## What is needed
Restate the entire listing word for word.

## Records shown

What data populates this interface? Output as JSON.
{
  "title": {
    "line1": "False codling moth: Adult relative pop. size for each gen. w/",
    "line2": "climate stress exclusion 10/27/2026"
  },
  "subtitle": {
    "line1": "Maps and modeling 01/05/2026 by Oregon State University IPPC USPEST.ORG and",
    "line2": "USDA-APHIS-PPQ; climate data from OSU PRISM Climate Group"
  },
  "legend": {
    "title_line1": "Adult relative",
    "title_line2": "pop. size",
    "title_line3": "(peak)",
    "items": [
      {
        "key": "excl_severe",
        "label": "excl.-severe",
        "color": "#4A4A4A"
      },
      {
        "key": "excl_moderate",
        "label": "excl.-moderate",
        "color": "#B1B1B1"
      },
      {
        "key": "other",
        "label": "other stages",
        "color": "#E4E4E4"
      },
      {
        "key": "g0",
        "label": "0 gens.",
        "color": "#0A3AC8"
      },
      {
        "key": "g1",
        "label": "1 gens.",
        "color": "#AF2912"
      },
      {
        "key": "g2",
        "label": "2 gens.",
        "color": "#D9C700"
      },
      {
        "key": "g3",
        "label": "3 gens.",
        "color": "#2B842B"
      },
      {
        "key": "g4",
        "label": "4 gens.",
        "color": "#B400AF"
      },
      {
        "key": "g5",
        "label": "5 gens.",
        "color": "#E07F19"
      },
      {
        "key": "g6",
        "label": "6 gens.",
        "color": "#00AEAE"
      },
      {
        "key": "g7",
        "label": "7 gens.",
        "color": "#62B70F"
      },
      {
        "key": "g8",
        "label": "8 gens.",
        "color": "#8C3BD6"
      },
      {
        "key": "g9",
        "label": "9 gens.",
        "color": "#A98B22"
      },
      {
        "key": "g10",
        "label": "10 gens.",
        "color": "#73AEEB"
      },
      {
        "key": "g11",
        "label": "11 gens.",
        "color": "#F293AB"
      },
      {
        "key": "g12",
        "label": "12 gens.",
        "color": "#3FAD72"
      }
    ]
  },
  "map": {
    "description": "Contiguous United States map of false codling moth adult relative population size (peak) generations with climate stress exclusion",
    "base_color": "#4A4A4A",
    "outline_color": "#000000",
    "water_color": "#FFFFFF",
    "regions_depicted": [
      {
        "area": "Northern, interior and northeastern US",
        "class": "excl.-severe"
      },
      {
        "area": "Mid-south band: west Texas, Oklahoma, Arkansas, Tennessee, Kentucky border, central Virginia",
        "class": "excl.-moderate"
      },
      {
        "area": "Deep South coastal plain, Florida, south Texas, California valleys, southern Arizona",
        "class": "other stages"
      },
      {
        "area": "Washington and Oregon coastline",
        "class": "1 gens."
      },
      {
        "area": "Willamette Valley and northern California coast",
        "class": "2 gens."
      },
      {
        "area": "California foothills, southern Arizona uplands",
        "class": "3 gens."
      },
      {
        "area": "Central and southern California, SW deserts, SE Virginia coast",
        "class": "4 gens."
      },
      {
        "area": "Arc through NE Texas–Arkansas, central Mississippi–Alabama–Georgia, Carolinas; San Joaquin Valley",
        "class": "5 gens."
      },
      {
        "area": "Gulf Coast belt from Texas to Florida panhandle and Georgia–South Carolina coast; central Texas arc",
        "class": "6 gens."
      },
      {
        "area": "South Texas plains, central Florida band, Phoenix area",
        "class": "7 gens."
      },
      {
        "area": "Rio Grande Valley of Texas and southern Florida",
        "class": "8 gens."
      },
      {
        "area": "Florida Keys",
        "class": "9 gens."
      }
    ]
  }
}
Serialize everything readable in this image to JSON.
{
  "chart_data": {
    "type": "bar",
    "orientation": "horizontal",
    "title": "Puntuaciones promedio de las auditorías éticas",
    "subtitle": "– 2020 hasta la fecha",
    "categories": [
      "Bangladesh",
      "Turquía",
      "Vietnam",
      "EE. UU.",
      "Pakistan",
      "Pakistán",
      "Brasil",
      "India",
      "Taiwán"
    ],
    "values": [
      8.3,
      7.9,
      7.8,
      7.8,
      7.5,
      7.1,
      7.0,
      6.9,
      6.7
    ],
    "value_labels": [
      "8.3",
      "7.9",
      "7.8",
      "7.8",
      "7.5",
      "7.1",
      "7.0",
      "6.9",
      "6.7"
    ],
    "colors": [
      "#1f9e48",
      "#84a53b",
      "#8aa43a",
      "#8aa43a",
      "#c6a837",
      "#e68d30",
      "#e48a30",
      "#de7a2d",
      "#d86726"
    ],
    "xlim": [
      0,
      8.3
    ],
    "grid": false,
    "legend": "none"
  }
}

## Result
What data populates this interface? Output as JSON.
{
  "title": {
    "line1": "False codling moth: Adult relative pop. size for each gen. w/",
    "line2": "climate stress exclusion 10/27/2026"
  },
  "subtitle": {
    "line1": "Maps and modeling 01/05/2026 by Oregon State University IPPC USPEST.ORG and",
    "line2": "USDA-APHIS-PPQ; climate data from OSU PRISM Climate Group"
  },
  "legend": {
    "title_line1": "Adult relative",
    "title_line2": "pop. size",
    "title_line3": "(peak)",
    "items": [
      {
        "key": "excl_severe",
        "label": "excl.-severe",
        "color": "#4A4A4A"
      },
      {
        "key": "excl_moderate",
        "label": "excl.-moderate",
        "color": "#B1B1B1"
      },
      {
        "key": "other",
        "label": "other stages",
        "color": "#E4E4E4"
      },
      {
        "key": "g0",
        "label": "0 gens.",
        "color": "#0A3AC8"
      },
      {
        "key": "g1",
        "label": "1 gens.",
        "color": "#AF2912"
      },
      {
        "key": "g2",
        "label": "2 gens.",
        "color": "#D9C700"
      },
      {
        "key": "g3",
        "label": "3 gens.",
        "color": "#2B842B"
      },
      {
        "key": "g4",
        "label": "4 gens.",
        "color": "#B400AF"
      },
      {
        "key": "g5",
        "label": "5 gens.",
        "color": "#E07F19"
      },
      {
        "key": "g6",
        "label": "6 gens.",
        "color": "#00AEAE"
      },
      {
        "key": "g7",
        "label": "7 gens.",
        "color": "#62B70F"
      },
      {
        "key": "g8",
        "label": "8 gens.",
        "color": "#8C3BD6"
      },
      {
        "key": "g9",
        "label": "9 gens.",
        "color": "#A98B22"
      },
      {
        "key": "g10",
        "label": "10 gens.",
        "color": "#73AEEB"
      },
      {
        "key": "g11",
        "label": "11 gens.",
        "color": "#F293AB"
      },
      {
        "key": "g12",
        "label": "12 gens.",
        "color": "#3FAD72"
      }
    ]
  },
  "map": {
    "description": "Contiguous United States map of false codling moth adult relative population size (peak) generations with climate stress exclusion",
    "base_color": "#4A4A4A",
    "outline_color": "#000000",
    "water_color": "#FFFFFF",
    "regions_depicted": [
      {
        "area": "Northern, interior and northeastern US",
        "class": "excl.-severe"
      },
      {
        "area": "Mid-south band: west Texas, Oklahoma, Arkansas, Tennessee, Kentucky border, central Virginia",
        "class": "excl.-moderate"
      },
      {
        "area": "Deep South coastal plain, Florida, south Texas, California valleys, southern Arizona",
        "class": "other stages"
      },
      {
        "area": "Washington and Oregon coastline",
        "class": "1 gens."
      },
      {
        "area": "Willamette Valley and northern California coast",
        "class": "2 gens."
      },
      {
        "area": "California foothills, southern Arizona uplands",
        "class": "3 gens."
      },
      {
        "area": "Central and southern California, SW deserts, SE Virginia coast",
        "class": "4 gens."
      },
      {
        "area": "Arc through NE Texas–Arkansas, central Mississippi–Alabama–Georgia, Carolinas; San Joaquin Valley",
        "class": "5 gens."
      },
      {
        "area": "Gulf Coast belt from Texas to Florida panhandle and Georgia–South Carolina coast; central Texas arc",
        "class": "6 gens."
      },
      {
        "area": "South Texas plains, central Florida band, Phoenix area",
        "class": "7 gens."
      },
      {
        "area": "Rio Grande Valley of Texas and southern Florida",
        "class": "8 gens."
      },
      {
        "area": "Florida Keys",
        "class": "9 gens."
      }
    ]
  }
}
Serialize everything readable in this image to JSON.
{
  "chart_data": {
    "type": "bar",
    "orientation": "horizontal",
    "title": "Puntuaciones promedio de las auditorías éticas",
    "subtitle": "– 2020 hasta la fecha",
    "categories": [
      "Bangladesh",
      "Turquía",
      "Vietnam",
      "EE. UU.",
      "Pakistan",
      "Pakistán",
      "Brasil",
      "India",
      "Taiwán"
    ],
    "values": [
      8.3,
      7.9,
      7.8,
      7.8,
      7.5,
      7.1,
      7.0,
      6.9,
      6.7
    ],
    "value_labels": [
      "8.3",
      "7.9",
      "7.8",
      "7.8",
      "7.5",
      "7.1",
      "7.0",
      "6.9",
      "6.7"
    ],
    "colors": [
      "#1f9e48",
      "#84a53b",
      "#8aa43a",
      "#8aa43a",
      "#c6a837",
      "#e68d30",
      "#e48a30",
      "#de7a2d",
      "#d86726"
    ],
    "xlim": [
      0,
      8.3
    ],
    "grid": false,
    "legend": "none"
  }
}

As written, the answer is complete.